## GIVEN INSTRUCTION
Select every line holding the word "name" and copy it.

------ THE DATA ------

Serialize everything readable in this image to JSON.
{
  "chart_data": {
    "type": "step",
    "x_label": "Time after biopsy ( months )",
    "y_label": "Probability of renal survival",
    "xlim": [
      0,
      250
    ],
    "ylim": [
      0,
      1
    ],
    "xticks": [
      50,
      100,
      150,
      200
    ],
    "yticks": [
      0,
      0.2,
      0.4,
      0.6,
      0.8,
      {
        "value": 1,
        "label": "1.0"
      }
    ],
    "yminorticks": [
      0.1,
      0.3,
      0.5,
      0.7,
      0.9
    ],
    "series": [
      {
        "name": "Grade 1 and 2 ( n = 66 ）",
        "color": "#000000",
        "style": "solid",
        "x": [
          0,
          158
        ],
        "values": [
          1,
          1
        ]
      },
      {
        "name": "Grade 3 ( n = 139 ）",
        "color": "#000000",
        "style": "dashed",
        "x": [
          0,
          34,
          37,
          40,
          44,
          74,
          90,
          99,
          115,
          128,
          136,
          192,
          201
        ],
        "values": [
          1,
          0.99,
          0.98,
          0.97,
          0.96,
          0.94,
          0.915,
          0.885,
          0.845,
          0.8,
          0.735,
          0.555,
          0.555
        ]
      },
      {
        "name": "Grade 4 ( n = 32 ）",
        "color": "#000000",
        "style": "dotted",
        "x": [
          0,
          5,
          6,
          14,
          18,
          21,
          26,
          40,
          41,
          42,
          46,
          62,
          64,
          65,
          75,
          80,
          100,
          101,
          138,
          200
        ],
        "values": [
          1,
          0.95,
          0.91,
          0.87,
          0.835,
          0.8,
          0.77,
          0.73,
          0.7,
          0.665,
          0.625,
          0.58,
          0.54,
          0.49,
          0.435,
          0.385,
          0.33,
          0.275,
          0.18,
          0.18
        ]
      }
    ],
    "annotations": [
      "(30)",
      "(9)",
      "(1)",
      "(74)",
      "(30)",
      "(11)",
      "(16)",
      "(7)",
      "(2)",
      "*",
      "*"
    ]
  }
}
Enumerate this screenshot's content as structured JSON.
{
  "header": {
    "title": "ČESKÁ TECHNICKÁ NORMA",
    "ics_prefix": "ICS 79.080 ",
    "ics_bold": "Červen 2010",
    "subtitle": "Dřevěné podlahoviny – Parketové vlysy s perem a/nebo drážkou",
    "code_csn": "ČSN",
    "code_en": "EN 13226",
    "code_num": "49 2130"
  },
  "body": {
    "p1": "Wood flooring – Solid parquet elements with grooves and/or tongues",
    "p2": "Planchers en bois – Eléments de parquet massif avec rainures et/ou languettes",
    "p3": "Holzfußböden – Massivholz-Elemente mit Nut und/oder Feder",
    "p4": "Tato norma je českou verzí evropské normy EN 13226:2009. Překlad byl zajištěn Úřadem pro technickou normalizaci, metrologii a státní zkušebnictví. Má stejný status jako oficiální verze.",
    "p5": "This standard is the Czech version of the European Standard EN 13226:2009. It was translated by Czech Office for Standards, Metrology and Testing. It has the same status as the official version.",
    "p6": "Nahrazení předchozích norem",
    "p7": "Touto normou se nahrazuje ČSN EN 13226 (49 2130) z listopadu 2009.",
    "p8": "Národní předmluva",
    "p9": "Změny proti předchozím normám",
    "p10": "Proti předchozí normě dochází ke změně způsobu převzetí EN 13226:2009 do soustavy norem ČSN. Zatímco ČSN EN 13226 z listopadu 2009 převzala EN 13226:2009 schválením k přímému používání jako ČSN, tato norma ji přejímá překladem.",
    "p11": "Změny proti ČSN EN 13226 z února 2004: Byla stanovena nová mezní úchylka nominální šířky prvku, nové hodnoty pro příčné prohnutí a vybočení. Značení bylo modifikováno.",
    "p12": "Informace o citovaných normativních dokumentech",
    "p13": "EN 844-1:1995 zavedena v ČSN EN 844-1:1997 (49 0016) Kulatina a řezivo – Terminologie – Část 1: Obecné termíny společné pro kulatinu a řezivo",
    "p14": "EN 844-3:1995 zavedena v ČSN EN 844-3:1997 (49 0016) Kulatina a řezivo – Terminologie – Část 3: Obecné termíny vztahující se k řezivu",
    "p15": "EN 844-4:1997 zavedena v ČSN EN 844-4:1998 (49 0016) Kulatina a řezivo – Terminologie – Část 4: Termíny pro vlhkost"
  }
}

------

## REPLY TO THE TASK
        "name": "Grade 1 and 2 ( n = 66 ）",
        "name": "Grade 3 ( n = 139 ）",
        "name": "Grade 4 ( n = 32 ）",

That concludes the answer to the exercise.